■ SOURCE MATERIAL
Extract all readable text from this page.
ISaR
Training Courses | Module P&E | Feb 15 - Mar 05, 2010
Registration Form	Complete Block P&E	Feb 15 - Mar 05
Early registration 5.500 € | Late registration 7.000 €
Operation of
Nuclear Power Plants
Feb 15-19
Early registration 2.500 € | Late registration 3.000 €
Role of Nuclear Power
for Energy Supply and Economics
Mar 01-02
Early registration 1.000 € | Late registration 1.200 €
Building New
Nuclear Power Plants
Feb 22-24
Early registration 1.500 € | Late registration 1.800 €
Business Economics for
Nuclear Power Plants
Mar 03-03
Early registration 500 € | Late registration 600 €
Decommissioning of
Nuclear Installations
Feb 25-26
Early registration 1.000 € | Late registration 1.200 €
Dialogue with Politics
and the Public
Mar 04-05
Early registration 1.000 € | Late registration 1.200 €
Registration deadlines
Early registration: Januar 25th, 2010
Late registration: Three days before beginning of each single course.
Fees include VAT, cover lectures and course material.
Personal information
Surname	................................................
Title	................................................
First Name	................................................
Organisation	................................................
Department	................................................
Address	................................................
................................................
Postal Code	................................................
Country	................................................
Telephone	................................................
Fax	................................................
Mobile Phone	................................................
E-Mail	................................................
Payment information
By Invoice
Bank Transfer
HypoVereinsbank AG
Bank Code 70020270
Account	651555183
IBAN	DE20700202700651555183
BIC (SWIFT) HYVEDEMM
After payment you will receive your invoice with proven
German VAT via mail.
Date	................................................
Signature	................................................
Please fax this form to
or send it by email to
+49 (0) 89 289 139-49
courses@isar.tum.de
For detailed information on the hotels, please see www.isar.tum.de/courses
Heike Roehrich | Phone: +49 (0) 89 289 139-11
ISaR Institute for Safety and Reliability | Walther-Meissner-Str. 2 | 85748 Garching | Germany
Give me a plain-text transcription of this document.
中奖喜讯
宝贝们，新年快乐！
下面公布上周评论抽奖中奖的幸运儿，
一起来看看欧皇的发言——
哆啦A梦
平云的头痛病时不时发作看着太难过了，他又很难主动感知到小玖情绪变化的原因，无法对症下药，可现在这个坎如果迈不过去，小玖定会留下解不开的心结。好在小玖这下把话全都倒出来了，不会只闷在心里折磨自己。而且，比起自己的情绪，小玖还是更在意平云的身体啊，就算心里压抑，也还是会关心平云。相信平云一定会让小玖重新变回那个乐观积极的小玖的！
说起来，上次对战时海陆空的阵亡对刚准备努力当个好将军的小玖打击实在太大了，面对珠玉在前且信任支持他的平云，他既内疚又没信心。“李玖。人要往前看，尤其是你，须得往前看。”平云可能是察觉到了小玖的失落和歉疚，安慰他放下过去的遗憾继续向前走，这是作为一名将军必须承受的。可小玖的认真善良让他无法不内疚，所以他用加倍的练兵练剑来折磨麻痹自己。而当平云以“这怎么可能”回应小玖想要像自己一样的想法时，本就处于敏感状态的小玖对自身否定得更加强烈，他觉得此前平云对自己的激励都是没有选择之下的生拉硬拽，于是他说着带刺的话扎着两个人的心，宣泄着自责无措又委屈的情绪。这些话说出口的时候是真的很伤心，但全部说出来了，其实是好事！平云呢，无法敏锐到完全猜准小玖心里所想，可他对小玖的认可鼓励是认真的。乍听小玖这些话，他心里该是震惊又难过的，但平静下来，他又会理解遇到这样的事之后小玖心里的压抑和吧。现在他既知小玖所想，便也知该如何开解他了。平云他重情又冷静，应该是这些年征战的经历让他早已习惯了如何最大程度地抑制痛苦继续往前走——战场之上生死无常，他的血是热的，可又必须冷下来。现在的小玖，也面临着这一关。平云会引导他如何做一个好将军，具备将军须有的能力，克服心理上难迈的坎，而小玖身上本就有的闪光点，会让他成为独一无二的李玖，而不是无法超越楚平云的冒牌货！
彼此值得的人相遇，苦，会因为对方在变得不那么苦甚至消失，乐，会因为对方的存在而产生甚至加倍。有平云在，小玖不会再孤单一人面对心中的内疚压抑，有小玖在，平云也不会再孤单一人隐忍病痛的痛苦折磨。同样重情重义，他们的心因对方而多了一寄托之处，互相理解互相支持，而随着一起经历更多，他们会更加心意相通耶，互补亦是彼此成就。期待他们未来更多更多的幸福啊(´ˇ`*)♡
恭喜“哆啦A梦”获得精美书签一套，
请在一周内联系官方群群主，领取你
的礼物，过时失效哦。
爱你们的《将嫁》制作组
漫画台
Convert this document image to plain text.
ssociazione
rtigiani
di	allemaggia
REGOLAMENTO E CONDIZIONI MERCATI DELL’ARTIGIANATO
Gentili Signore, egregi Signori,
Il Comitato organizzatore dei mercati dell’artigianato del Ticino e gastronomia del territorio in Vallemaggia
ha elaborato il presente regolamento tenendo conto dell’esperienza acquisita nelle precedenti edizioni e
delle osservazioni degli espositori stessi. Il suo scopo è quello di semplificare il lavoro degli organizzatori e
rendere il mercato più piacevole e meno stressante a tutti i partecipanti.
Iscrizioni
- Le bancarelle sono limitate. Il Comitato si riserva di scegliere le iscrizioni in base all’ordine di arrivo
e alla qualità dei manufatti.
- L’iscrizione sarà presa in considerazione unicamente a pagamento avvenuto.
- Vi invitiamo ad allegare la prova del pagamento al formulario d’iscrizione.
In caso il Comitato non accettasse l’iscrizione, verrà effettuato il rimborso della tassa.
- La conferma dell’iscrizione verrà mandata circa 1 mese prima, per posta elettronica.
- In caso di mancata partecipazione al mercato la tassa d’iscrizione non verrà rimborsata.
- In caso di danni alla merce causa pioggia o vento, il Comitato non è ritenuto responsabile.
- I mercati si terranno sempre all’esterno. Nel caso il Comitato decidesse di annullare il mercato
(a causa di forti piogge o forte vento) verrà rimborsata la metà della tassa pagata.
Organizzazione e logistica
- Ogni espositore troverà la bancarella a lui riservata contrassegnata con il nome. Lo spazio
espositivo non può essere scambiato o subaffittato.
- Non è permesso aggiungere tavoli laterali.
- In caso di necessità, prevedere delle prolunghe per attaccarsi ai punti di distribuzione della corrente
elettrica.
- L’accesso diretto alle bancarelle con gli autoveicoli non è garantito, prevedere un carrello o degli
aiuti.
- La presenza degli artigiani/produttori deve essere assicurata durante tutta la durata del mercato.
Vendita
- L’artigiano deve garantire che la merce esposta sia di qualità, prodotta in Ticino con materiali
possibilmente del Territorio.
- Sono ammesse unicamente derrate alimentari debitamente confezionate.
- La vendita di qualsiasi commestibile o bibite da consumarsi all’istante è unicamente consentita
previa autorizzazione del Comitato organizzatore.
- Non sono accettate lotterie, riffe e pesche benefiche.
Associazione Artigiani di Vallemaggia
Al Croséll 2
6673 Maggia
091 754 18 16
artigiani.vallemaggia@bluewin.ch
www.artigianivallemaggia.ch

■ JOB
Return all lines containing "mercato".

■ OUTPUT BELOW
rendere il mercato più piacevole e meno stressante a tutti i partecipanti.
- In caso di mancata partecipazione al mercato la tassa d’iscrizione non verrà rimborsata.
- I mercati si terranno sempre all’esterno. Nel caso il Comitato decidesse di annullare il mercato
- La presenza degli artigiani/produttori deve essere assicurata durante tutta la durata del mercato.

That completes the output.